### STORED DATA:
↓↓↓
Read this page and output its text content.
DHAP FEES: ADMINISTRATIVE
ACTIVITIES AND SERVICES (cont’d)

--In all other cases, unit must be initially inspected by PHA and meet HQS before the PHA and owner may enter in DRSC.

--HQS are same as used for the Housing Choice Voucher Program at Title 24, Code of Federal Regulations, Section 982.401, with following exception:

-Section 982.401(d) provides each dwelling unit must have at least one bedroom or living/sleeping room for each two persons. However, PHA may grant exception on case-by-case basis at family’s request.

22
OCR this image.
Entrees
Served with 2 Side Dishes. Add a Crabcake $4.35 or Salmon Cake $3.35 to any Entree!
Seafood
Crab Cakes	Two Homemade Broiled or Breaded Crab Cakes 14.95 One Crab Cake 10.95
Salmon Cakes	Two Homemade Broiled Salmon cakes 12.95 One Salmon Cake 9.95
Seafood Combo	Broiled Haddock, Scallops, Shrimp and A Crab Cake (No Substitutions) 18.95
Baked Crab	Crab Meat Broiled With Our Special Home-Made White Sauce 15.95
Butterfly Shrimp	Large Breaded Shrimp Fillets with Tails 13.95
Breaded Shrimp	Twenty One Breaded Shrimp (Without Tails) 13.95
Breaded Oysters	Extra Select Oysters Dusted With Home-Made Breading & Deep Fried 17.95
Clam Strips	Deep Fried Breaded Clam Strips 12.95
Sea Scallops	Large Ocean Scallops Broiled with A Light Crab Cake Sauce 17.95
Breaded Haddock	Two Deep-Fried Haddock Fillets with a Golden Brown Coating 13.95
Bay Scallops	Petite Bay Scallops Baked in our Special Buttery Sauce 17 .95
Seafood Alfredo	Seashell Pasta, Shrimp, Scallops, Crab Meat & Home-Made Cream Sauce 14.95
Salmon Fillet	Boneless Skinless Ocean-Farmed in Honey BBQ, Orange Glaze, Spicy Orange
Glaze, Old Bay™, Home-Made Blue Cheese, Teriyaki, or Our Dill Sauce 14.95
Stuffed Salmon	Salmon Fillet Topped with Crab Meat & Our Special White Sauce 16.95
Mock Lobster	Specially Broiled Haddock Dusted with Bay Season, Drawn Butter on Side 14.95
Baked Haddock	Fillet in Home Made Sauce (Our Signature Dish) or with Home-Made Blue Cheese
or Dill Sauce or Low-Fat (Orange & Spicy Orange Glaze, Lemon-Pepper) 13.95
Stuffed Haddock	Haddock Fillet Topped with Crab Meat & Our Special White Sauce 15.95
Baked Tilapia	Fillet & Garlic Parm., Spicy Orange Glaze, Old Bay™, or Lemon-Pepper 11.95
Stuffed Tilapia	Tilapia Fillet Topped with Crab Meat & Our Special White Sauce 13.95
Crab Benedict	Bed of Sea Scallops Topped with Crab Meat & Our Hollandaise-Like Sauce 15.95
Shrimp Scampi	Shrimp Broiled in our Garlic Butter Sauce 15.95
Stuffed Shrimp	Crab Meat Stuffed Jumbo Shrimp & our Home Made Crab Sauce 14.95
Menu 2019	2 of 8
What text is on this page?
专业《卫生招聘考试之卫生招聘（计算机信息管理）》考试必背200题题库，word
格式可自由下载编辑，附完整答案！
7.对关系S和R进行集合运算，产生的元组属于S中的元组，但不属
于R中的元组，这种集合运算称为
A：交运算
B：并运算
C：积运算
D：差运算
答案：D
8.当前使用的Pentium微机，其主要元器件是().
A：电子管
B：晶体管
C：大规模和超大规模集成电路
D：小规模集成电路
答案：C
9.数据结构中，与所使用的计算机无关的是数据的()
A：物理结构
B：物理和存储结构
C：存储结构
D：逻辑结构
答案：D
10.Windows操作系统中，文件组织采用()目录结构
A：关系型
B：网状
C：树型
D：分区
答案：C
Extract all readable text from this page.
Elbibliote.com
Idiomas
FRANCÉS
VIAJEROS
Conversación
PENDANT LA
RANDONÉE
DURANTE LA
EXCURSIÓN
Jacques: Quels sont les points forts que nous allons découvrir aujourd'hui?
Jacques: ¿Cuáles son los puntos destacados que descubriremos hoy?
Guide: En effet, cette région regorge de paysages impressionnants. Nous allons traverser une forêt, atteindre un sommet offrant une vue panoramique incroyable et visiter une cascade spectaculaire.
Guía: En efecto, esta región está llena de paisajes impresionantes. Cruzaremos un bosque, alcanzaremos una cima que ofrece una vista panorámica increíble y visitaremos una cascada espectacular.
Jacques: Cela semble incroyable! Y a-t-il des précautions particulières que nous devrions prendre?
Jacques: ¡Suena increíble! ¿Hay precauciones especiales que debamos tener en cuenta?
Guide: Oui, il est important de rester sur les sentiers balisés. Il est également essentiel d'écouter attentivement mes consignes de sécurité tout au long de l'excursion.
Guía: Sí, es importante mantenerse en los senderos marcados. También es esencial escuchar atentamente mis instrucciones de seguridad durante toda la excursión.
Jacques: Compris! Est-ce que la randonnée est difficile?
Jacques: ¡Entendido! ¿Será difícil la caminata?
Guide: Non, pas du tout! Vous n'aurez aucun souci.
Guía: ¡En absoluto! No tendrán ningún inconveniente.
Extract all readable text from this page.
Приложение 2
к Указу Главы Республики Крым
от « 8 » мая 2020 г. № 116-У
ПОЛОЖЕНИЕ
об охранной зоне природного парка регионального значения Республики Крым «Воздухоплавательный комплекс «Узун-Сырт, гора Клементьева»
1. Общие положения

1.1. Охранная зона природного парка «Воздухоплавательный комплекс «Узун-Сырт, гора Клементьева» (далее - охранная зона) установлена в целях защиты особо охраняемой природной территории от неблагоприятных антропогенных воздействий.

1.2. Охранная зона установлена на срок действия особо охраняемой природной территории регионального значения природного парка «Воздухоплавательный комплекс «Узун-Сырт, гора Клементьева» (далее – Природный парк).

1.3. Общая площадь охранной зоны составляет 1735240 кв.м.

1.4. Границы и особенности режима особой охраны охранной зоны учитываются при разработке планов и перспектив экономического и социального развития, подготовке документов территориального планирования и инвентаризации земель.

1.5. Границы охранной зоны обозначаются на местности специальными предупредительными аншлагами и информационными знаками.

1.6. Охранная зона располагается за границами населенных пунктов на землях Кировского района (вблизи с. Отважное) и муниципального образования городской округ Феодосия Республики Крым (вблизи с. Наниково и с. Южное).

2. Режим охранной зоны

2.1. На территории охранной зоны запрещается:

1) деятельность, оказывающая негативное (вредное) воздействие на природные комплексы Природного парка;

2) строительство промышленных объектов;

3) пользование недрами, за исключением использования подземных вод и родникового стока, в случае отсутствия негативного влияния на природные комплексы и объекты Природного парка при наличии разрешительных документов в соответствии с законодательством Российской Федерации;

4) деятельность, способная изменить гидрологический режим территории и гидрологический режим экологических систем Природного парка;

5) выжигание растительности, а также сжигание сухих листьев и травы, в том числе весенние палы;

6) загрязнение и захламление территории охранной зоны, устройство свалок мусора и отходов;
↑↑↑
### WHAT YOU NEED TO DO:
Copy every line in the entries above that has the string "increíble" in it.

### SOLUTION:
Guía: En efecto, esta región está llena de paisajes impresionantes. Cruzaremos un bosque, alcanzaremos una cima que ofrece una vista panorámica increíble y visitaremos una cascada espectacular.
Jacques: ¡Suena increíble! ¿Hay precauciones especiales que debamos tener en cuenta?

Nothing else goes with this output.